- To do -
Which lines in the material below contain the word "xlabel"? Copy each of them.

- Exercise input -
━━━━━━━━━━

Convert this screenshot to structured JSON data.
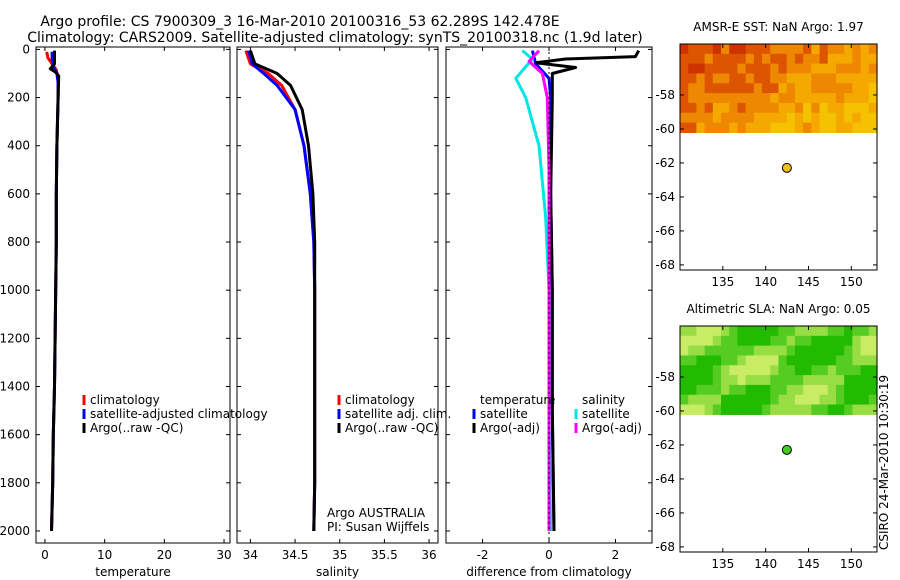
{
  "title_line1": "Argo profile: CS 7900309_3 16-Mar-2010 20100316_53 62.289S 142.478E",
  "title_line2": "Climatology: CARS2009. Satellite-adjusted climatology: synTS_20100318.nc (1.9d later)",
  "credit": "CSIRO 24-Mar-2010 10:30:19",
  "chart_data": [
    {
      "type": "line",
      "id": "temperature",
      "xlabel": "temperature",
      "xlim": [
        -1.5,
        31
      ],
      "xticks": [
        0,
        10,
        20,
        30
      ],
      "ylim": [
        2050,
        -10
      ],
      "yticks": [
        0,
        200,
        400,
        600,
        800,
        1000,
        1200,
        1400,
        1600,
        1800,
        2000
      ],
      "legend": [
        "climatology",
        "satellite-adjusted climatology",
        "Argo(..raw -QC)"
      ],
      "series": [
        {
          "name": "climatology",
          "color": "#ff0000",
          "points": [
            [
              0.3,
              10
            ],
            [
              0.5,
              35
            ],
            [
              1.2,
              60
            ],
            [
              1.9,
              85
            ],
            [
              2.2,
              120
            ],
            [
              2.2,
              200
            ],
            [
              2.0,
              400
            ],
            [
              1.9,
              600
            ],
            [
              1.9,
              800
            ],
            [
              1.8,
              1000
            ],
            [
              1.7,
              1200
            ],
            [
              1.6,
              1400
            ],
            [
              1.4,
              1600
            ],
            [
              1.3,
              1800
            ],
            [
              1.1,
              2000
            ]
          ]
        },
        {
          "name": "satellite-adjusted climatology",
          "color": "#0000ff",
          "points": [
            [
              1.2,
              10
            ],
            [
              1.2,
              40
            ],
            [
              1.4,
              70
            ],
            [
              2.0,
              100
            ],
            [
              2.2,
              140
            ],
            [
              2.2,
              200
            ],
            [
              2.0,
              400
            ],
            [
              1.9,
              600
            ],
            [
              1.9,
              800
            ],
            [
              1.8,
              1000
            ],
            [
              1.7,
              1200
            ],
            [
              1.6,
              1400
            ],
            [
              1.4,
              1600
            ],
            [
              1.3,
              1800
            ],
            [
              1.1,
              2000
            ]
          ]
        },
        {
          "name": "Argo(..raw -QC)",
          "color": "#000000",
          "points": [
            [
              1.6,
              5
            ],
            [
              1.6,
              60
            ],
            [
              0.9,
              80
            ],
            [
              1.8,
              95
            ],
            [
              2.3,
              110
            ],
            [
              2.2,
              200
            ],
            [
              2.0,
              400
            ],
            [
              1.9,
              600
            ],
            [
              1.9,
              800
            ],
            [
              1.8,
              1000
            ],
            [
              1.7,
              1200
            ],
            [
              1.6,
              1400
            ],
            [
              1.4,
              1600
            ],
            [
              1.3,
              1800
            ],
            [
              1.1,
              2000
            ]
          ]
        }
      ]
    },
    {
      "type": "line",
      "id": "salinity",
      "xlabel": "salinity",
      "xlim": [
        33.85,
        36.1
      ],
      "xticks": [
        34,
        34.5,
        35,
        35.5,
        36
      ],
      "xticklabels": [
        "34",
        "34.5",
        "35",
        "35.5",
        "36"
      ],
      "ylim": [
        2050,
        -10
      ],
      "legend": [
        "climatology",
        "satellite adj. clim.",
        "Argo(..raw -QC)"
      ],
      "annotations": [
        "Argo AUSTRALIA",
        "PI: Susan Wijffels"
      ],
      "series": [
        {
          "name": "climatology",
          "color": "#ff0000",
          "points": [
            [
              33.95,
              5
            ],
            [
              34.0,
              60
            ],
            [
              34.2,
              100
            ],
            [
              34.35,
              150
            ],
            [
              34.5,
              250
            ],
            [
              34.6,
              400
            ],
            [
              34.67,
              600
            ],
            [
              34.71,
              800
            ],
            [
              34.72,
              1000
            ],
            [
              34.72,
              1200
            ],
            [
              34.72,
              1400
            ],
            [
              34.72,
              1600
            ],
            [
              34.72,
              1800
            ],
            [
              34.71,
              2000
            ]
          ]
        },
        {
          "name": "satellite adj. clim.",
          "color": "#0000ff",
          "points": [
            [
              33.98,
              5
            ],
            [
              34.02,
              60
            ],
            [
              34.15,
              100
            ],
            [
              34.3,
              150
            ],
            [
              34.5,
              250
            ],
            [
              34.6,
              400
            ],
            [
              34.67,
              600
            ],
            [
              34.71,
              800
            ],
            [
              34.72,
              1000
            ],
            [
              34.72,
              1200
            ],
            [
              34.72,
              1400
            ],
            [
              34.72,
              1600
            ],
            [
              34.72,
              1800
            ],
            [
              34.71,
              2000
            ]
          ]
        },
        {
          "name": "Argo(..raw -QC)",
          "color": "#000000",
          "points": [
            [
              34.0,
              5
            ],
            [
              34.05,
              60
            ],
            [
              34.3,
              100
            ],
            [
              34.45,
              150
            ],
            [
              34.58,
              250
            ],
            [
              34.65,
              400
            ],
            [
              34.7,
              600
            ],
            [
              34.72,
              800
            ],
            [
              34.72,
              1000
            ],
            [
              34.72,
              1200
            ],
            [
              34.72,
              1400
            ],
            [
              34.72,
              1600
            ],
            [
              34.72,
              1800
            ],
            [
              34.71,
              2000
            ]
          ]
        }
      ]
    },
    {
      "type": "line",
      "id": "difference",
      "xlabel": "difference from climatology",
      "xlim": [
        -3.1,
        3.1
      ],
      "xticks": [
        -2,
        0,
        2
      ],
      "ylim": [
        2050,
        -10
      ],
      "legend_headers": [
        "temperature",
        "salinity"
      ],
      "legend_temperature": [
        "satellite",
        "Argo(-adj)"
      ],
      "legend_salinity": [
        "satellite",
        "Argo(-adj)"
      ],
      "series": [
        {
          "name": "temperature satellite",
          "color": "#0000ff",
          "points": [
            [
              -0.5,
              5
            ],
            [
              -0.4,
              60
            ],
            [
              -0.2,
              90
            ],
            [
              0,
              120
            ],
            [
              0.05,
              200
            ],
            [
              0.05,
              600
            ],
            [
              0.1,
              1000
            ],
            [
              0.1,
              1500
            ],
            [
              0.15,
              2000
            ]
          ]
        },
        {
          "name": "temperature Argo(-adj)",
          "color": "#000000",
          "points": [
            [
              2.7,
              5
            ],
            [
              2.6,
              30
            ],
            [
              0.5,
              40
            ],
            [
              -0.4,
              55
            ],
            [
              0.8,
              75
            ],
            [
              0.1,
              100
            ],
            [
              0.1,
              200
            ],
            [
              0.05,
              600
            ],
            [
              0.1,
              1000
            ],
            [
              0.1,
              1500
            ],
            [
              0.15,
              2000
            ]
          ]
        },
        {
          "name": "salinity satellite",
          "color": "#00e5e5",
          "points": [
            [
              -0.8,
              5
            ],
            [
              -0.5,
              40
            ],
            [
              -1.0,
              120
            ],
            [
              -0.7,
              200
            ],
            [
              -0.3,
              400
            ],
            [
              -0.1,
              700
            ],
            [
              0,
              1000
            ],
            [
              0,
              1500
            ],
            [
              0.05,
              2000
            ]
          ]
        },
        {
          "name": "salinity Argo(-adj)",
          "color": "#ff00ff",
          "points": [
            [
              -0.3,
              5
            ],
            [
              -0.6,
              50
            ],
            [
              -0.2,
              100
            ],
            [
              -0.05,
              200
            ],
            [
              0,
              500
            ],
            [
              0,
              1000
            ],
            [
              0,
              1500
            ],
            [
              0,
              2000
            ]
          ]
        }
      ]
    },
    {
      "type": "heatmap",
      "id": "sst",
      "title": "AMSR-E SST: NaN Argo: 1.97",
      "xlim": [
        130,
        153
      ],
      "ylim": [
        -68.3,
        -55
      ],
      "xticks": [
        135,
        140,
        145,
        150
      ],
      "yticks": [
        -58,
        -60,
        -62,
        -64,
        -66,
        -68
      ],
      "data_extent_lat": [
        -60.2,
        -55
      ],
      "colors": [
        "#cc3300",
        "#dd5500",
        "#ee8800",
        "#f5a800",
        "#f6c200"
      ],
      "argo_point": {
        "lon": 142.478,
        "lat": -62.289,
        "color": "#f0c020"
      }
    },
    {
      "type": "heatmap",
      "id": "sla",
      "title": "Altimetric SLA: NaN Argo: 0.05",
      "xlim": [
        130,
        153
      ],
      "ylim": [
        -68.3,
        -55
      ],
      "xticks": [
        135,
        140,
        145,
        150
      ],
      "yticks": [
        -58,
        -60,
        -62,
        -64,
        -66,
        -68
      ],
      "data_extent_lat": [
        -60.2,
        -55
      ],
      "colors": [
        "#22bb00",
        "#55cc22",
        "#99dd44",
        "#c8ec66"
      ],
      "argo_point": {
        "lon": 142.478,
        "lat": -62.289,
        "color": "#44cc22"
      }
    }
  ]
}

━━━━━━━━━━

- Final result -
      "xlabel": "temperature",
      "xlabel": "salinity",
      "xlabel": "difference from climatology",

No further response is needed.